• **Problem**
Every entry here needs to be repeated exactly.

• **Records provided**
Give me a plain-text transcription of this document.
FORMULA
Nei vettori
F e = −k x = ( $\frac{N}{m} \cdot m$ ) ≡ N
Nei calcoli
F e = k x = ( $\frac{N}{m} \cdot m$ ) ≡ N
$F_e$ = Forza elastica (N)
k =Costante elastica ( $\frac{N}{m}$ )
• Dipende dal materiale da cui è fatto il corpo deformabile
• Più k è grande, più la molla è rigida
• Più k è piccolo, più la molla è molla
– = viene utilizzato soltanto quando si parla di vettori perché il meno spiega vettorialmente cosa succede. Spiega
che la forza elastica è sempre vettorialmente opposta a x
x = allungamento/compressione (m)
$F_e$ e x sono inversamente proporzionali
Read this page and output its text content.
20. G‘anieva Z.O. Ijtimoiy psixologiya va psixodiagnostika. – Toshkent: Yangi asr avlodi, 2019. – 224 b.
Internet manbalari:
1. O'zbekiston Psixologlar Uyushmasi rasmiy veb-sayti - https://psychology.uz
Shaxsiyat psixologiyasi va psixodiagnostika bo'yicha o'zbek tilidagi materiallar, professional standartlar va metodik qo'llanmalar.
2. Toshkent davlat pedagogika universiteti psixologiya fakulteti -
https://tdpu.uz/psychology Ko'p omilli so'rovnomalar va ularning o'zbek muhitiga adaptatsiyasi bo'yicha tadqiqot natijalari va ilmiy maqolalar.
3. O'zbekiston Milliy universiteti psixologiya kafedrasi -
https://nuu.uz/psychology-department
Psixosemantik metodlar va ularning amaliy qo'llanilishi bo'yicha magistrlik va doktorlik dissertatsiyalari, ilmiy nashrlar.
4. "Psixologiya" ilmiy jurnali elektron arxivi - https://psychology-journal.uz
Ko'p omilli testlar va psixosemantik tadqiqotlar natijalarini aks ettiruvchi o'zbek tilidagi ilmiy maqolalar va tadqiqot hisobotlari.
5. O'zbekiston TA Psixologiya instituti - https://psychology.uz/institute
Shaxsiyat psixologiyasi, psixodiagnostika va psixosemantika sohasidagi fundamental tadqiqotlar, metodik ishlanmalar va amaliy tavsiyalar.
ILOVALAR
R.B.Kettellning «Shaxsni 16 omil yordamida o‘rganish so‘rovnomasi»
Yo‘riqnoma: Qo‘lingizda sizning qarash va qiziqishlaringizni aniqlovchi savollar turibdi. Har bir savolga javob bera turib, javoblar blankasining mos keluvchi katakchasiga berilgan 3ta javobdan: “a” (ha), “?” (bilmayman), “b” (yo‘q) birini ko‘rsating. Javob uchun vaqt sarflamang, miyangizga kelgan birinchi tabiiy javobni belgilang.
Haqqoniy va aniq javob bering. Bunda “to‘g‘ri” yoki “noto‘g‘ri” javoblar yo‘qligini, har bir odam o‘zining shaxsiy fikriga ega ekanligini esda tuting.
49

• **Written reply**
Give me a plain-text transcription of this document.
FORMULA
Nei vettori
F e = −k x = ( $\frac{N}{m} \cdot m$ ) ≡ N
Nei calcoli
F e = k x = ( $\frac{N}{m} \cdot m$ ) ≡ N
$F_e$ = Forza elastica (N)
k =Costante elastica ( $\frac{N}{m}$ )
• Dipende dal materiale da cui è fatto il corpo deformabile
• Più k è grande, più la molla è rigida
• Più k è piccolo, più la molla è molla
– = viene utilizzato soltanto quando si parla di vettori perché il meno spiega vettorialmente cosa succede. Spiega
che la forza elastica è sempre vettorialmente opposta a x
x = allungamento/compressione (m)
$F_e$ e x sono inversamente proporzionali
Read this page and output its text content.
20. G‘anieva Z.O. Ijtimoiy psixologiya va psixodiagnostika. – Toshkent: Yangi asr avlodi, 2019. – 224 b.
Internet manbalari:
1. O'zbekiston Psixologlar Uyushmasi rasmiy veb-sayti - https://psychology.uz
Shaxsiyat psixologiyasi va psixodiagnostika bo'yicha o'zbek tilidagi materiallar, professional standartlar va metodik qo'llanmalar.
2. Toshkent davlat pedagogika universiteti psixologiya fakulteti -
https://tdpu.uz/psychology Ko'p omilli so'rovnomalar va ularning o'zbek muhitiga adaptatsiyasi bo'yicha tadqiqot natijalari va ilmiy maqolalar.
3. O'zbekiston Milliy universiteti psixologiya kafedrasi -
https://nuu.uz/psychology-department
Psixosemantik metodlar va ularning amaliy qo'llanilishi bo'yicha magistrlik va doktorlik dissertatsiyalari, ilmiy nashrlar.
4. "Psixologiya" ilmiy jurnali elektron arxivi - https://psychology-journal.uz
Ko'p omilli testlar va psixosemantik tadqiqotlar natijalarini aks ettiruvchi o'zbek tilidagi ilmiy maqolalar va tadqiqot hisobotlari.
5. O'zbekiston TA Psixologiya instituti - https://psychology.uz/institute
Shaxsiyat psixologiyasi, psixodiagnostika va psixosemantika sohasidagi fundamental tadqiqotlar, metodik ishlanmalar va amaliy tavsiyalar.
ILOVALAR
R.B.Kettellning «Shaxsni 16 omil yordamida o‘rganish so‘rovnomasi»
Yo‘riqnoma: Qo‘lingizda sizning qarash va qiziqishlaringizni aniqlovchi savollar turibdi. Har bir savolga javob bera turib, javoblar blankasining mos keluvchi katakchasiga berilgan 3ta javobdan: “a” (ha), “?” (bilmayman), “b” (yo‘q) birini ko‘rsating. Javob uchun vaqt sarflamang, miyangizga kelgan birinchi tabiiy javobni belgilang.
Haqqoniy va aniq javob bering. Bunda “to‘g‘ri” yoki “noto‘g‘ri” javoblar yo‘qligini, har bir odam o‘zining shaxsiy fikriga ega ekanligini esda tuting.
49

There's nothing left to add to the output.